§ WHAT TO DO: Using the data beneath, show every line that includes the word "ohmio".

[Data records]
--- START ---
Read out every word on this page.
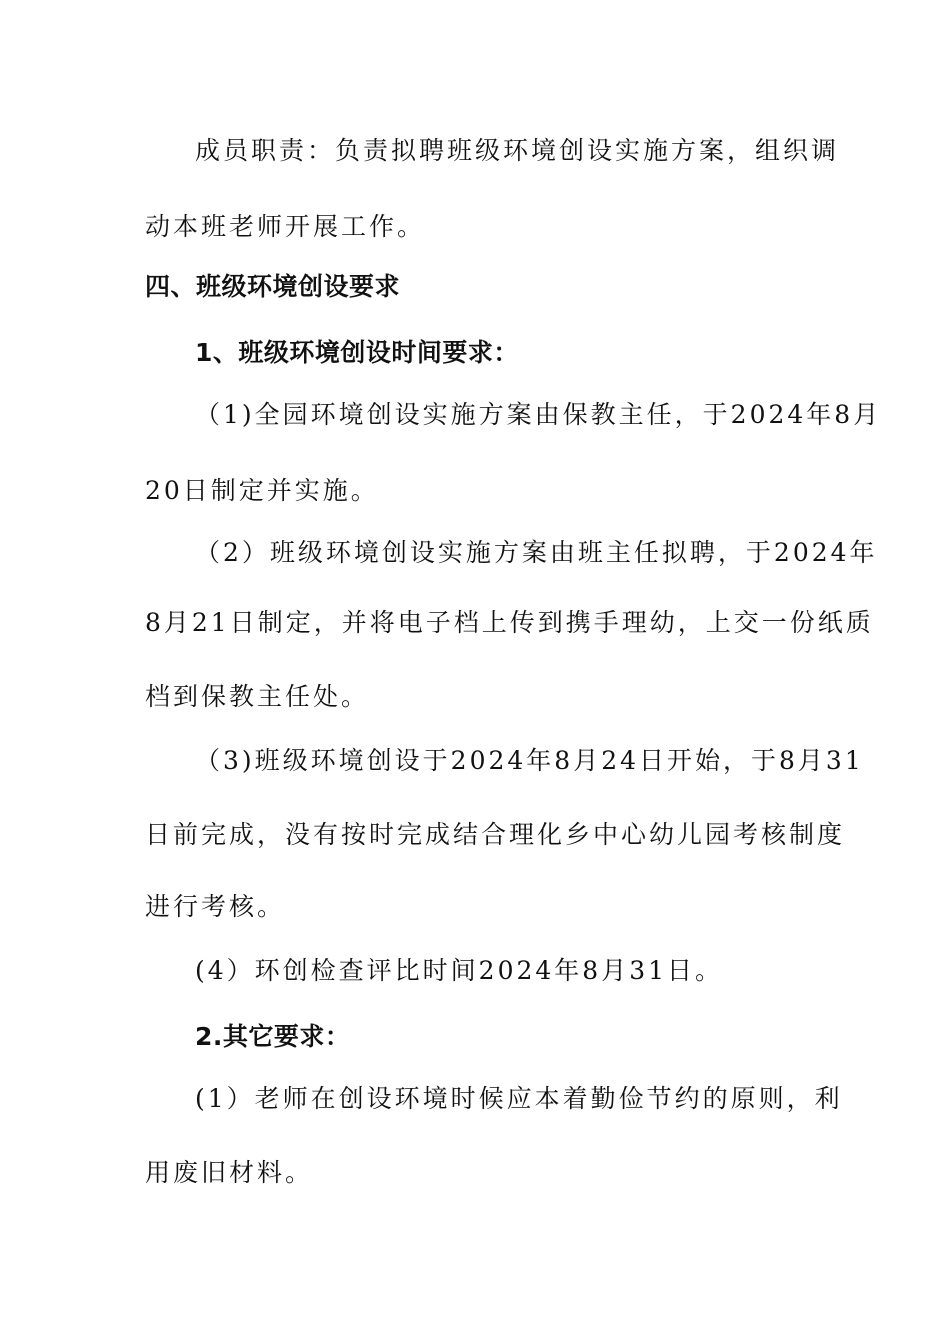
成员职责：负责拟聘班级环境创设实施方案，组织调
动本班老师开展工作。
四、班级环境创设要求
1、班级环境创设时间要求：
（1)全园环境创设实施方案由保教主任，于2024年8月
20日制定并实施。
（2）班级环境创设实施方案由班主任拟聘，于2024年
8月21日制定，并将电子档上传到携手理幼，上交一份纸质
档到保教主任处。
（3)班级环境创设于2024年8月24日开始，于8月31
日前完成，没有按时完成结合理化乡中心幼儿园考核制度
进行考核。
(4）环创检查评比时间2024年8月31日。
2.其它要求：
(1）老师在创设环境时候应本着勤俭节约的原则，利
用废旧材料。
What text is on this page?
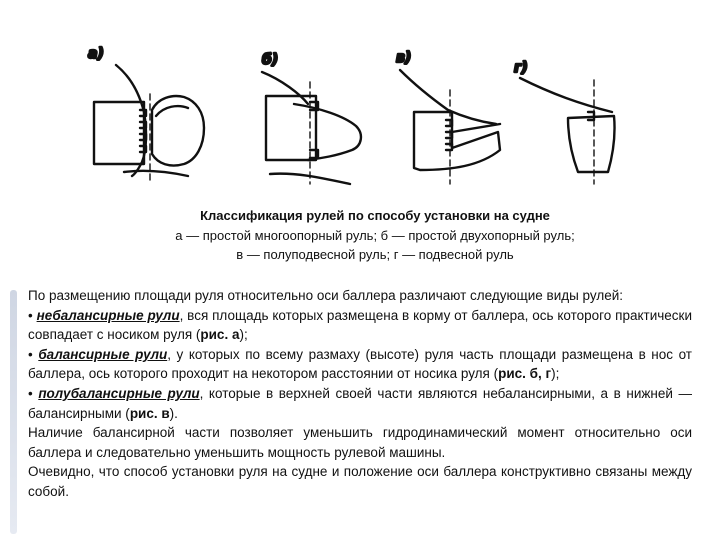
а)	б)	в)
г)
Классификация рулей по способу установки на судне
а — простой многоопорный руль; б — простой двухопорный руль;
в — полуподвесной руль; г — подвесной руль

По размещению площади руля относительно оси баллера различают следующие виды рулей:

• небалансирные рули, вся площадь которых размещена в корму от баллера, ось которого практически совпадает с носиком руля (рис. а);

• балансирные рули, у которых по всему размаху (высоте) руля часть площади размещена в нос от баллера, ось которого проходит на некотором расстоянии от носика руля (рис. б, г);

• полубалансирные рули, которые в верхней своей части являются небалансирными, а в нижней — балансирными (рис. в).

Наличие балансирной части позволяет уменьшить гидродинамический момент относительно оси баллера и следовательно уменьшить мощность рулевой машины.

Очевидно, что способ установки руля на судне и положение оси баллера конструктивно связаны между собой.
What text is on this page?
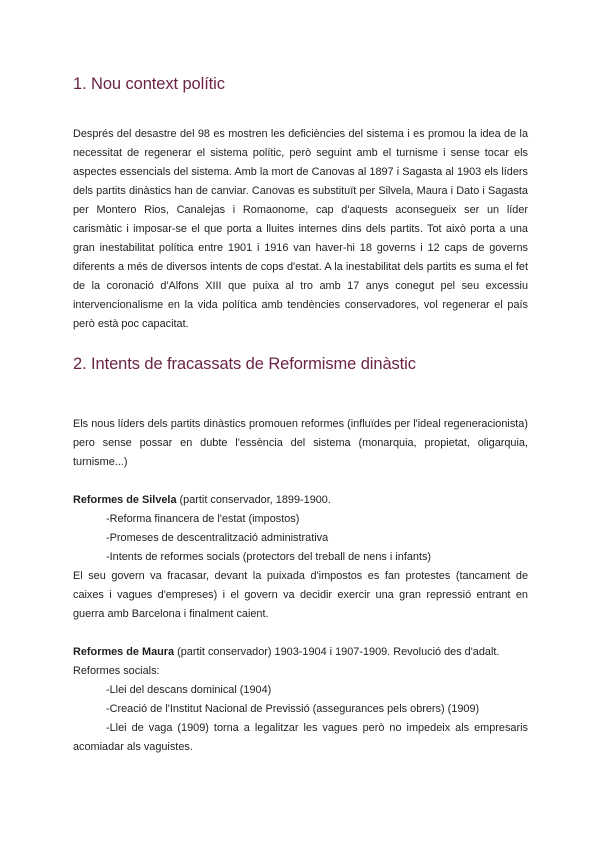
1. Nou context polític

Després del desastre del 98 es mostren les deficiències del sistema i es promou la idea de la necessitat de regenerar el sistema polític, però seguint amb el turnisme i sense tocar els aspectes essencials del sistema. Amb la mort de Canovas al 1897 i Sagasta al 1903 els líders dels partits dinàstics han de canviar. Canovas es substituït per Silvela, Maura i Dato i Sagasta per Montero Rios, Canalejas i Romaonome, cap d'aquests aconsegueix ser un líder carismàtic i imposar-se el que porta a lluites internes dins dels partits. Tot això porta a una gran inestabilitat política entre 1901 i 1916 van haver-hi 18 governs i 12 caps de governs diferents a més de diversos intents de cops d'estat. A la inestabilitat dels partits es suma el fet de la coronació d'Alfons XIII que puixa al tro amb 17 anys conegut pel seu excessiu intervencionalisme en la vida política amb tendències conservadores, vol regenerar el país però està poc capacitat.

2. Intents de fracassats de Reformisme dinàstic

Els nous líders dels partits dinàstics promouen reformes (influïdes per l'ideal regeneracionista) pero sense possar en dubte l'essència del sistema (monarquia, propietat, oligarquia, turnisme...)

Reformes de Silvela (partit conservador, 1899-1900.

-Reforma financera de l'estat (impostos)
-Promeses de descentralització administrativa
-Intents de reformes socials (protectors del treball de nens i infants)

El seu govern va fracasar, devant la puixada d'impostos es fan protestes (tancament de caixes i vagues d'empreses) i el govern va decidir exercir una gran repressió entrant en guerra amb Barcelona i finalment caient.

Reformes de Maura (partit conservador) 1903-1904 i 1907-1909. Revolució des d'adalt.

Reformes socials:

-Llei del descans dominical (1904)
-Creació de l'Institut Nacional de Previssió (assegurances pels obrers) (1909)
-Llei de vaga (1909) torna a legalitzar les vagues però no impedeix als empresaris
acomiadar als vaguistes.
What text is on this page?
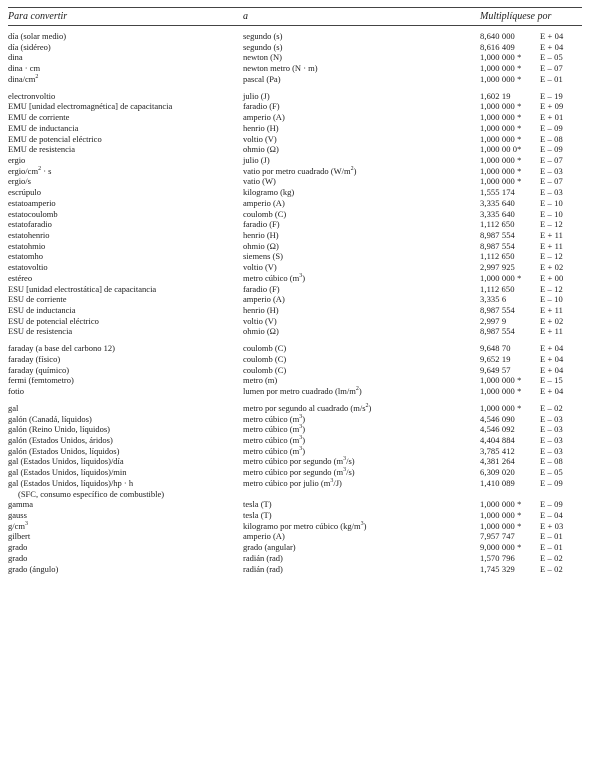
Para convertir	a	Multiplíquese por
día (solar medio)	segundo (s)	8,640 000	E + 04
día (sidéreo)	segundo (s)	8,616 409	E + 04
dina	newton (N)	1,000 000 * E – 05
dina · cm	newton metro (N · m)	1,000 000 * E – 07
dina/$cm^2$	pascal (Pa)	1,000 000 * E – 01
electronvoltio	julio (J)	1,602 19	E – 19
EMU [unidad electromagnética] de capacitancia	faradio (F)	1,000 000 * E + 09
EMU de corriente	amperio (A)	1,000 000 * E + 01
EMU de inductancia	henrio (H)	1,000 000 * E – 09
EMU de potencial eléctrico	voltio (V)	1,000 000 * E – 08
EMU de resistencia	ohmio (Ω)	1,000 00 0* E – 09
ergio	julio (J)	1,000 000 * E – 07
ergio/$cm^2 \cdot s$	vatio por metro cuadrado $(W/m^2)$	1,000 000 * E – 03
ergio/s	vatio (W)	1,000 000 * E – 07
escrúpulo	kilogramo (kg)	1,555 174	E – 03
estatoamperio	amperio (A)	3,335 640	E – 10
estatocoulomb	coulomb (C)	3,335 640	E – 10
estatofaradio	faradio (F)	1,112 650	E – 12
estatohenrio	henrio (H)	8,987 554	E + 11
estatohmio	ohmio (Ω)	8,987 554	E + 11
estatomho	siemens (S)	1,112 650	E – 12
estatovoltio	voltio (V)	2,997 925	E + 02
estéreo	metro cúbico $(m^3)$	1,000 000 * E + 00
ESU [unidad electrostática] de capacitancia	faradio (F)	1,112 650	E – 12
ESU de corriente	amperio (A)	3,335 6	E – 10
ESU de inductancia	henrio (H)	8,987 554	E + 11
ESU de potencial eléctrico	voltio (V)	2,997 9	E + 02
ESU de resistencia	ohmio (Ω)	8,987 554	E + 11
faraday (a base del carbono 12)	coulomb (C)	9,648 70	E + 04
faraday (físico)	coulomb (C)	9,652 19	E + 04
faraday (químico)	coulomb (C)	9,649 57	E + 04
fermi (femtometro)	metro (m)	1,000 000 * E – 15
fotio	lumen por metro cuadrado $(lm/m^2)$	1,000 000 * E + 04
gal	metro por segundo al cuadrado $(m/s^2)$	1,000 000 * E – 02
galón (Canadá, líquidos)	metro cúbico $(m^3)$	4,546 090	E – 03
galón (Reino Unido, líquidos)	metro cúbico $(m^3)$	4,546 092	E – 03
galón (Estados Unidos, áridos)	metro cúbico $(m^3)$	4,404 884	E – 03
galón (Estados Unidos, líquidos)	metro cúbico $(m^3)$	3,785 412	E – 03
gal (Estados Unidos, líquidos)/día	metro cúbico por segundo $(m^3/s)$	4,381 264	E – 08
gal (Estados Unidos, líquidos)/min	metro cúbico por segundo $(m^3/s)$	6,309 020	E – 05
gal (Estados Unidos, líquidos)/hp · h	metro cúbico por julio $(m^3/J)$	1,410 089	E – 09
(SFC, consumo específico de combustible)
gamma	tesla (T)	1,000 000 * E – 09
gauss	tesla (T)	1,000 000 * E – 04
$g/cm^3$	kilogramo por metro cúbico $(kg/m^3)$	1,000 000 * E + 03
gilbert	amperio (A)	7,957 747	E – 01
grado	grado (angular)	9,000 000 * E – 01
grado	radián (rad)	1,570 796	E – 02
grado (ángulo)	radián (rad)	1,745 329	E – 02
--- END ---
§ REPLY:
EMU de resistencia	ohmio (Ω)	1,000 00 0* E – 09
estatohmio	ohmio (Ω)	8,987 554	E + 11
ESU de resistencia	ohmio (Ω)	8,987 554	E + 11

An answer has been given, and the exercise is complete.